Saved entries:
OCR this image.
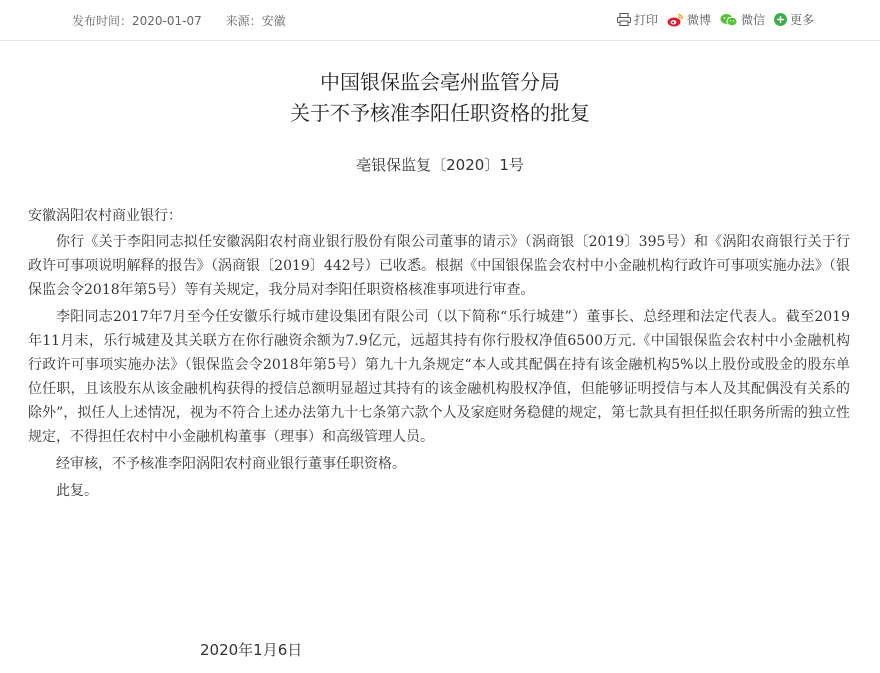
发布时间：2020-01-07 来源：安徽	打印 微博	微信 更多
中国银保监会亳州监管分局
关于不予核准李阳任职资格的批复
亳银保监复〔2020〕1号

安徽涡阳农村商业银行：

你行《关于李阳同志拟任安徽涡阳农村商业银行股份有限公司董事的请示》（涡商银〔2019〕395号）和《涡阳农商银行关于行政许可事项说明解释的报告》（涡商银〔2019〕442号）已收悉。根据《中国银保监会农村中小金融机构行政许可事项实施办法》（银保监会令2018年第5号）等有关规定，我分局对李阳任职资格核准事项进行审查。

李阳同志2017年7月至今任安徽乐行城市建设集团有限公司（以下简称“乐行城建”）董事长、总经理和法定代表人。截至2019年11月末，乐行城建及其关联方在你行融资余额为7.9亿元，远超其持有你行股权净值6500万元.《中国银保监会农村中小金融机构行政许可事项实施办法》（银保监会令2018年第5号）第九十九条规定“本人或其配偶在持有该金融机构5%以上股份或股金的股东单位任职，且该股东从该金融机构获得的授信总额明显超过其持有的该金融机构股权净值，但能够证明授信与本人及其配偶没有关系的除外”，拟任人上述情况，视为不符合上述办法第九十七条第六款个人及家庭财务稳健的规定，第七款具有担任拟任职务所需的独立性规定，不得担任农村中小金融机构董事（理事）和高级管理人员。

经审核，不予核准李阳涡阳农村商业银行董事任职资格。

此复。

2020年1月6日
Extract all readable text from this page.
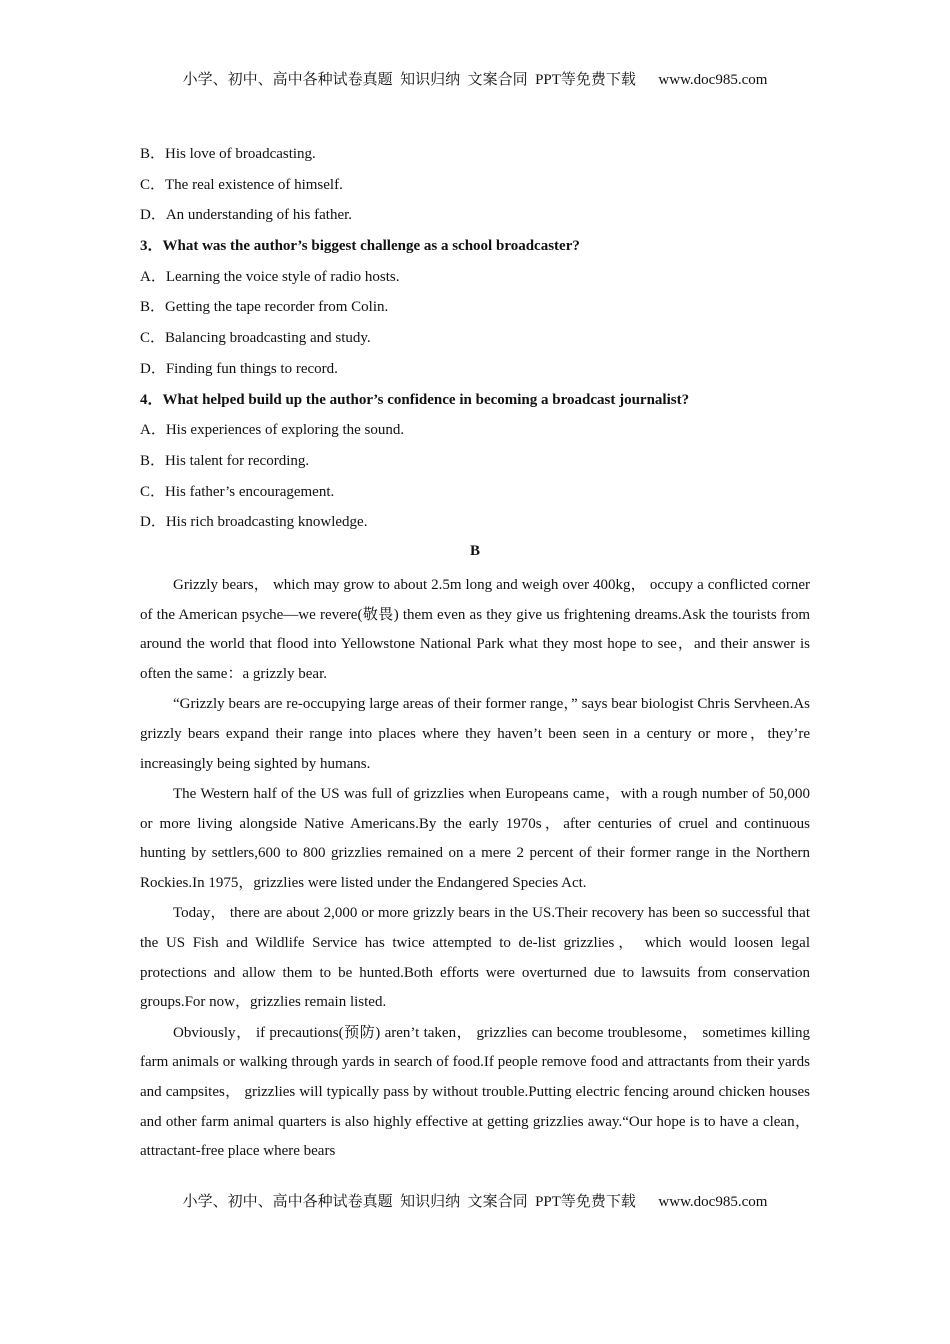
小学、初中、高中各种试卷真题  知识归纳  文案合同  PPT等免费下载      www.doc985.com
B．His love of broadcasting.
C．The real existence of himself.
D．An understanding of his father.
3．What was the author’s biggest challenge as a school broadcaster?
A．Learning the voice style of radio hosts.
B．Getting the tape recorder from Colin.
C．Balancing broadcasting and study.
D．Finding fun things to record.
4．What helped build up the author’s confidence in becoming a broadcast journalist?
A．His experiences of exploring the sound.
B．His talent for recording.
C．His father’s encouragement.
D．His rich broadcasting knowledge.
B

Grizzly bears， which may grow to about 2.5m long and weigh over 400kg， occupy a conflicted corner of the American psyche—we revere(敬畏) them even as they give us frightening dreams.Ask the tourists from around the world that flood into Yellowstone National Park what they most hope to see，and their answer is often the same：a grizzly bear.

“Grizzly bears are re-occupying large areas of their former range，” says bear biologist Chris Servheen.As grizzly bears expand their range into places where they haven’t been seen in a century or more，they’re increasingly being sighted by humans.

The Western half of the US was full of grizzlies when Europeans came，with a rough number of 50,000 or more living alongside Native Americans.By the early 1970s，after centuries of cruel and continuous hunting by settlers,600 to 800 grizzlies remained on a mere 2 percent of their former range in the Northern Rockies.In 1975，grizzlies were listed under the Endangered Species Act.

Today， there are about 2,000 or more grizzly bears in the US.Their recovery has been so successful that the US Fish and Wildlife Service has twice attempted to de-list grizzlies， which would loosen legal protections and allow them to be hunted.Both efforts were overturned due to lawsuits from conservation groups.For now，grizzlies remain listed.

Obviously， if precautions(预防) aren’t taken， grizzlies can become troublesome， sometimes killing farm animals or walking through yards in search of food.If people remove food and attractants from their yards and campsites， grizzlies will typically pass by without trouble.Putting electric fencing around chicken houses and other farm animal quarters is also highly effective at getting grizzlies away.“Our hope is to have a clean，attractant-free place where bears

小学、初中、高中各种试卷真题  知识归纳  文案合同  PPT等免费下载      www.doc985.com
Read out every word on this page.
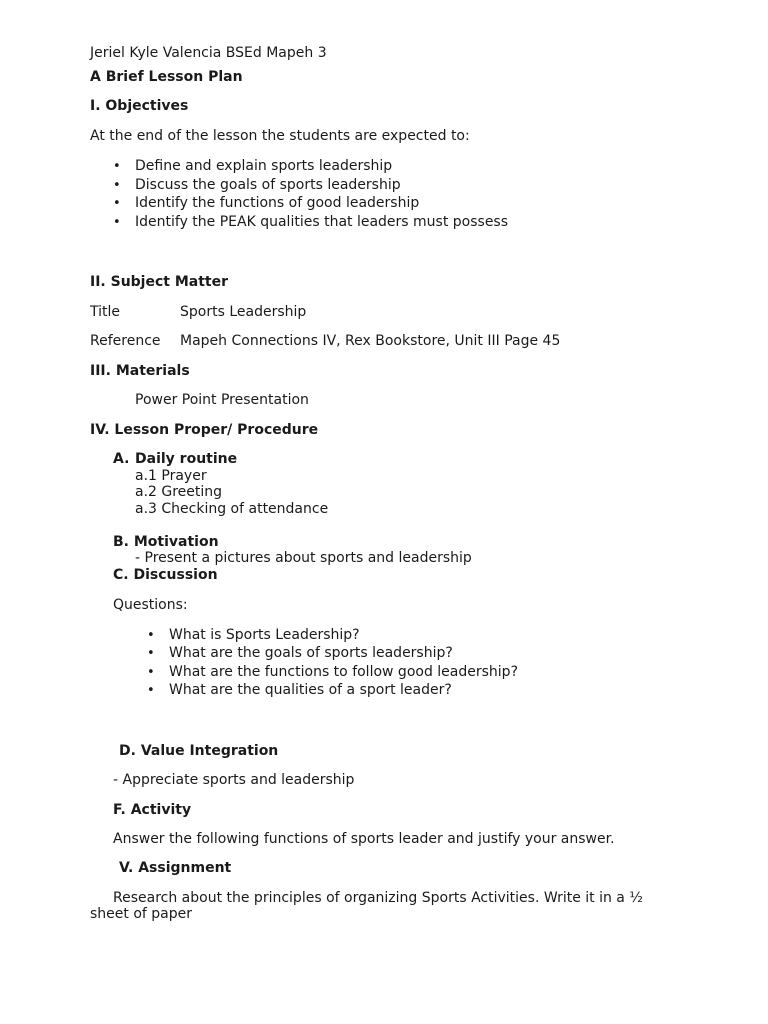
Jeriel Kyle Valencia BSEd Mapeh 3
A Brief Lesson Plan
I. Objectives
At the end of the lesson the students are expected to:
• Define and explain sports leadership
• Discuss the goals of sports leadership
• Identify the functions of good leadership
• Identify the PEAK qualities that leaders must possess
II. Subject Matter
Title	Sports Leadership
Reference Mapeh Connections IV, Rex Bookstore, Unit III Page 45
III. Materials
Power Point Presentation
IV. Lesson Proper/ Procedure
A. Daily routine
a.1 Prayer
a.2 Greeting
a.3 Checking of attendance
B. Motivation
- Present a pictures about sports and leadership
C. Discussion
Questions:
• What is Sports Leadership?
• What are the goals of sports leadership?
• What are the functions to follow good leadership?
• What are the qualities of a sport leader?
D. Value Integration
- Appreciate sports and leadership
F. Activity
Answer the following functions of sports leader and justify your answer.
V. Assignment
Research about the principles of organizing Sports Activities. Write it in a ½
sheet of paper
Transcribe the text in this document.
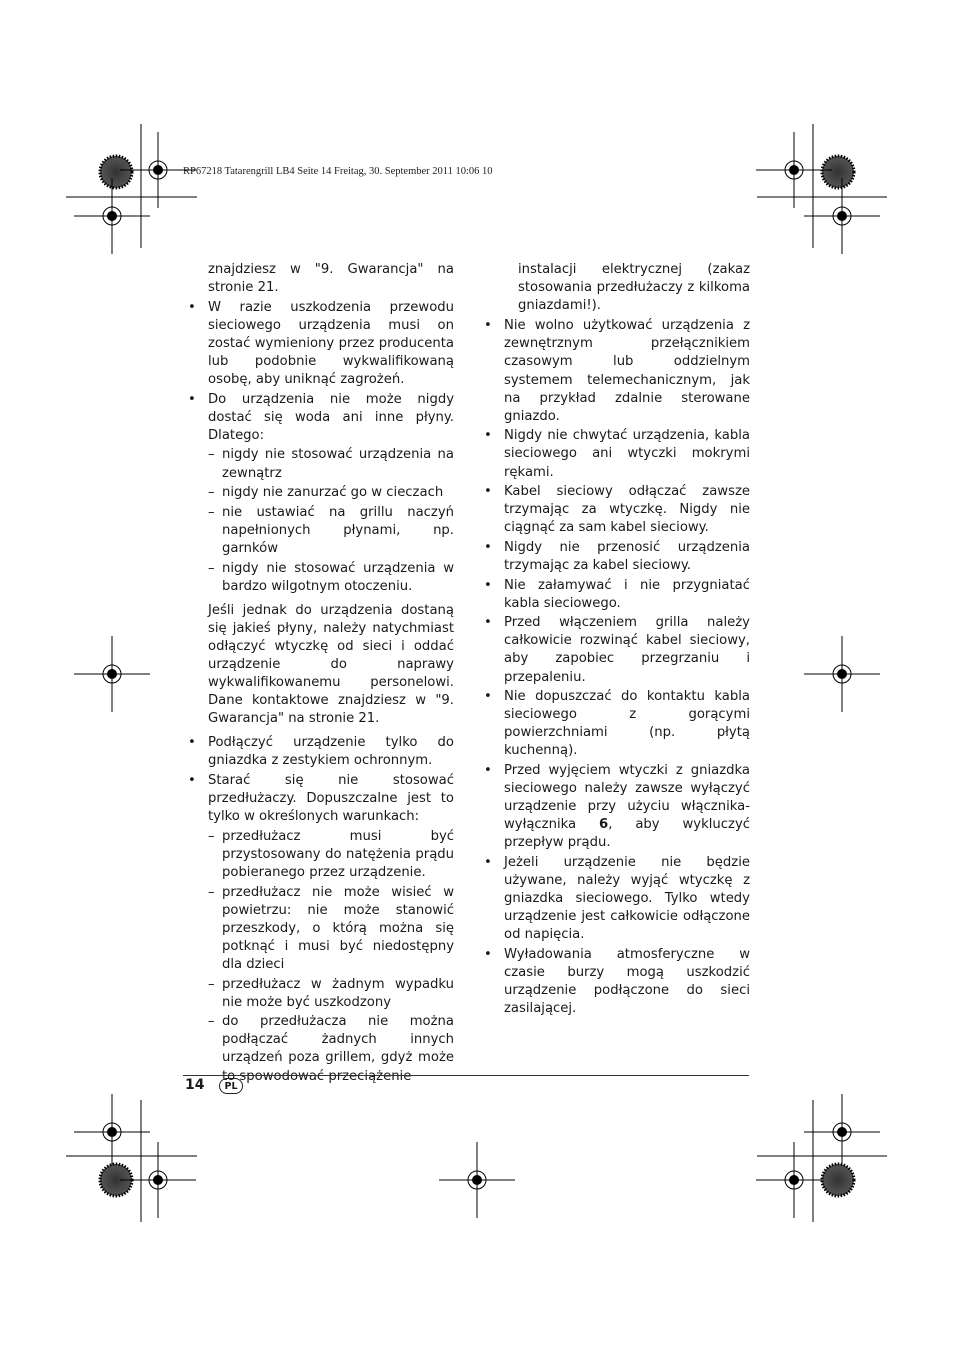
RP67218 Tatarengrill LB4 Seite 14 Freitag, 30. September 2011 10:06 10

znajdziesz w "9. Gwarancja" na stronie 21.

• W razie uszkodzenia przewodu sieciowego urządzenia musi on zostać wymieniony przez producenta lub podobnie wykwalifikowaną osobę, aby uniknąć zagrożeń.
• Do urządzenia nie może nigdy dostać się woda ani inne płyny. Dlatego:
– nigdy nie stosować urządzenia na zewnątrz
– nigdy nie zanurzać go w cieczach
– nie ustawiać na grillu naczyń napełnionych płynami, np. garnków
– nigdy nie stosować urządzenia w bardzo wilgotnym otoczeniu.

Jeśli jednak do urządzenia dostaną się jakieś płyny, należy natychmiast odłączyć wtyczkę od sieci i oddać urządzenie do naprawy wykwalifikowanemu personelowi. Dane kontaktowe znajdziesz w "9. Gwarancja" na stronie 21.

• Podłączyć urządzenie tylko do gniazdka z zestykiem ochronnym.
• Starać się nie stosować przedłużaczy. Dopuszczalne jest to tylko w określonych warunkach:
– przedłużacz musi być przystosowany do natężenia prądu pobieranego przez urządzenie.
– przedłużacz nie może wisieć w powietrzu: nie może stanowić przeszkody, o którą można się potknąć i musi być niedostępny dla dzieci
– przedłużacz w żadnym wypadku nie może być uszkodzony
– do przedłużacza nie można podłączać żadnych innych urządzeń poza grillem, gdyż może to spowodować przeciążenie

instalacji elektrycznej (zakaz stosowania przedłużaczy z kilkoma gniazdami!).

• Nie wolno użytkować urządzenia z zewnętrznym przełącznikiem czasowym lub oddzielnym systemem telemechanicznym, jak na przykład zdalnie sterowane gniazdo.
• Nigdy nie chwytać urządzenia, kabla sieciowego ani wtyczki mokrymi rękami.
• Kabel sieciowy odłączać zawsze trzymając za wtyczkę. Nigdy nie ciągnąć za sam kabel sieciowy.
• Nigdy nie przenosić urządzenia trzymając za kabel sieciowy.
• Nie załamywać i nie przygniatać kabla sieciowego.
• Przed włączeniem grilla należy całkowicie rozwinąć kabel sieciowy, aby zapobiec przegrzaniu i przepaleniu.
• Nie dopuszczać do kontaktu kabla sieciowego z gorącymi powierzchniami (np. płytą kuchenną).
• Przed wyjęciem wtyczki z gniazdka sieciowego należy zawsze wyłączyć urządzenie przy użyciu włącznika-wyłącznika 6, aby wykluczyć przepływ prądu.
• Jeżeli urządzenie nie będzie używane, należy wyjąć wtyczkę z gniazdka sieciowego. Tylko wtedy urządzenie jest całkowicie odłączone od napięcia.
• Wyładowania atmosferyczne w czasie burzy mogą uszkodzić urządzenie podłączone do sieci zasilającej.
14	PL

- _Task to carry out_
Find the word "goals" in the material, then list each line that holds it.

- _Written response_
• Discuss the goals of sports leadership
• What are the goals of sports leadership?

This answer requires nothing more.